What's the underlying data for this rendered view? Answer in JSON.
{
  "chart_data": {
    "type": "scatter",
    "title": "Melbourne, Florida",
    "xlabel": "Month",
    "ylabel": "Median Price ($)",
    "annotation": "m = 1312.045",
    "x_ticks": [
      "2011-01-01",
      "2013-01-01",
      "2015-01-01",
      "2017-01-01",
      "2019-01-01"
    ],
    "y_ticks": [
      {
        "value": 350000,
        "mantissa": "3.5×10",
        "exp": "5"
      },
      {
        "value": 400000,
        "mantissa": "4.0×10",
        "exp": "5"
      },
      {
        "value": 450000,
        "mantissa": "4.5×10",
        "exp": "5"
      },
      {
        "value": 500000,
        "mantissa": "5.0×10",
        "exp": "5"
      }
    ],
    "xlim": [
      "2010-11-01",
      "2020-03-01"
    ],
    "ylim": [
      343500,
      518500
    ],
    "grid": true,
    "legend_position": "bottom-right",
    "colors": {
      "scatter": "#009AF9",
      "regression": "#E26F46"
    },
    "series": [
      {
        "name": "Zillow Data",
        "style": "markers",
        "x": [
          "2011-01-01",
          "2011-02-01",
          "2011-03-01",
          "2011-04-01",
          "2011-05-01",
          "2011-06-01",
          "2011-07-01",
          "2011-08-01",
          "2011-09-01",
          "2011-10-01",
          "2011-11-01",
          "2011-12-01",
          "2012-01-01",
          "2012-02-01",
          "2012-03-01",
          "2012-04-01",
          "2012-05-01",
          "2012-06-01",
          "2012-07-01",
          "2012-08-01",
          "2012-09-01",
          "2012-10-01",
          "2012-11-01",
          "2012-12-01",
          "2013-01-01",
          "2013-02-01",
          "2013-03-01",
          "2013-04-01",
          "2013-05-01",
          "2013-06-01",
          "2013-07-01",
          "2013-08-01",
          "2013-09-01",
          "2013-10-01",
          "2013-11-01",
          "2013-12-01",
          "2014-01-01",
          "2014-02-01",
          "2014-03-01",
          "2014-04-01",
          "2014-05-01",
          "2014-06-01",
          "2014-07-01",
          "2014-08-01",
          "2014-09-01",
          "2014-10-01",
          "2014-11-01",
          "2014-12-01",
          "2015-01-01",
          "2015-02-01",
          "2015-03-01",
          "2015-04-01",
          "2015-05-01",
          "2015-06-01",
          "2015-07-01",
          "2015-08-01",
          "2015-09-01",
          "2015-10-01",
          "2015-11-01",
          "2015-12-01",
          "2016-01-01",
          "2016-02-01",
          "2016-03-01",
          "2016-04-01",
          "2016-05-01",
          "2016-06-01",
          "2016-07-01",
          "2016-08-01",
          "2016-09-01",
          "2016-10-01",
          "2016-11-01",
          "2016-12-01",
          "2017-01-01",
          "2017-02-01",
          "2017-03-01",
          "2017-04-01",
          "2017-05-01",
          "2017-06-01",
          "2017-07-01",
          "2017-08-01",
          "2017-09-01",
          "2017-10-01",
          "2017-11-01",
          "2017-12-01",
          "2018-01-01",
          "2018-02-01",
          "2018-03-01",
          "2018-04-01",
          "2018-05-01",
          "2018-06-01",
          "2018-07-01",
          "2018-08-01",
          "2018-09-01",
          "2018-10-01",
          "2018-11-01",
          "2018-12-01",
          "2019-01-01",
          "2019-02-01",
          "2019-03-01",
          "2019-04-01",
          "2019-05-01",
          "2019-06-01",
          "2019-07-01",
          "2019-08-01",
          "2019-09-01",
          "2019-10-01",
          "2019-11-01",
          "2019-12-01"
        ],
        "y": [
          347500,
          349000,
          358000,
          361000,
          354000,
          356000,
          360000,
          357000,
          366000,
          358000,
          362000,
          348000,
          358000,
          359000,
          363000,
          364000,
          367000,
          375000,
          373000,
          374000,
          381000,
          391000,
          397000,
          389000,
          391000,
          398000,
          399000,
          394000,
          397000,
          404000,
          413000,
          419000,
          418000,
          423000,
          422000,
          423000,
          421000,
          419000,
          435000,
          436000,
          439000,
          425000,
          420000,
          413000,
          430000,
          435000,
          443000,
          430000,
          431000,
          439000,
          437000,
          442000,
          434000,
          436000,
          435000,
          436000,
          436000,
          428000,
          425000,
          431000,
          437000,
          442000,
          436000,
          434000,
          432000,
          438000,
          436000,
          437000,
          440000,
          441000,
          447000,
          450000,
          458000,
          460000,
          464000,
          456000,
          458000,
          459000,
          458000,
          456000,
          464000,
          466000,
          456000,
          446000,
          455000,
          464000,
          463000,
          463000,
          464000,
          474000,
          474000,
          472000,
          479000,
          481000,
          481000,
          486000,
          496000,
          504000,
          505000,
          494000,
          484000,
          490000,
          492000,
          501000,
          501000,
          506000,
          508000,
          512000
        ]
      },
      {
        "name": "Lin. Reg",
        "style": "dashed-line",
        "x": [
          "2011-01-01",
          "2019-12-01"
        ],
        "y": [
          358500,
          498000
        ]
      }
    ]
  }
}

Required work: For the listing above, identify each line bearing "value".

Response to the exercise:
        "value": 350000,
        "value": 400000,
        "value": 450000,
        "value": 500000,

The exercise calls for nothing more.